** AIM **
Edit the records below by changing "body-text" to "main-body" and leaving every other part as it is.

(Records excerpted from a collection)
# # #
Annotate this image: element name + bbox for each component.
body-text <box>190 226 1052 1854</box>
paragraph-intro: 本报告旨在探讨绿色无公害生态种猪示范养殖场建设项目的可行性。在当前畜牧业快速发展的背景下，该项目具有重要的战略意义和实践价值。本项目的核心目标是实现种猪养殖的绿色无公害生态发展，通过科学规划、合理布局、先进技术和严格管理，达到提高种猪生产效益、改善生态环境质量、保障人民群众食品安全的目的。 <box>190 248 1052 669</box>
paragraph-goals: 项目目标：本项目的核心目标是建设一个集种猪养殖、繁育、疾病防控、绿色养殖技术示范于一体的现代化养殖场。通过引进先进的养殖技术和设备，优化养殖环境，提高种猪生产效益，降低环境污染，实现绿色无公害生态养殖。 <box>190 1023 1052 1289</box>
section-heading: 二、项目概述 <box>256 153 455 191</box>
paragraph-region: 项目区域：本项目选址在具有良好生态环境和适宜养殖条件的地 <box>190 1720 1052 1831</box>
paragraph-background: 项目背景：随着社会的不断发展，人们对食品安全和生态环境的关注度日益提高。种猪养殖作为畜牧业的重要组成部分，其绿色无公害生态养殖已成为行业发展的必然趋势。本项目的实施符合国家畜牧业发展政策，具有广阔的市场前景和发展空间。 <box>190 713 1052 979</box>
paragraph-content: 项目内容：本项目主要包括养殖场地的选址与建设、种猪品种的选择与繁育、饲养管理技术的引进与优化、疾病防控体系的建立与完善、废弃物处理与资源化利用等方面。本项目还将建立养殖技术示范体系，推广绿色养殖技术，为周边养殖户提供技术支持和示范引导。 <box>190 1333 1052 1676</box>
# # #
** ANSWER TO THE EXERCISE **
Annotate this image: element name + bbox for each component.
main-body <box>190 226 1052 1854</box>
paragraph-intro: 本报告旨在探讨绿色无公害生态种猪示范养殖场建设项目的可行性。在当前畜牧业快速发展的背景下，该项目具有重要的战略意义和实践价值。本项目的核心目标是实现种猪养殖的绿色无公害生态发展，通过科学规划、合理布局、先进技术和严格管理，达到提高种猪生产效益、改善生态环境质量、保障人民群众食品安全的目的。 <box>190 248 1052 669</box>
paragraph-goals: 项目目标：本项目的核心目标是建设一个集种猪养殖、繁育、疾病防控、绿色养殖技术示范于一体的现代化养殖场。通过引进先进的养殖技术和设备，优化养殖环境，提高种猪生产效益，降低环境污染，实现绿色无公害生态养殖。 <box>190 1023 1052 1289</box>
section-heading: 二、项目概述 <box>256 153 455 191</box>
paragraph-region: 项目区域：本项目选址在具有良好生态环境和适宜养殖条件的地 <box>190 1720 1052 1831</box>
paragraph-background: 项目背景：随着社会的不断发展，人们对食品安全和生态环境的关注度日益提高。种猪养殖作为畜牧业的重要组成部分，其绿色无公害生态养殖已成为行业发展的必然趋势。本项目的实施符合国家畜牧业发展政策，具有广阔的市场前景和发展空间。 <box>190 713 1052 979</box>
paragraph-content: 项目内容：本项目主要包括养殖场地的选址与建设、种猪品种的选择与繁育、饲养管理技术的引进与优化、疾病防控体系的建立与完善、废弃物处理与资源化利用等方面。本项目还将建立养殖技术示范体系，推广绿色养殖技术，为周边养殖户提供技术支持和示范引导。 <box>190 1333 1052 1676</box>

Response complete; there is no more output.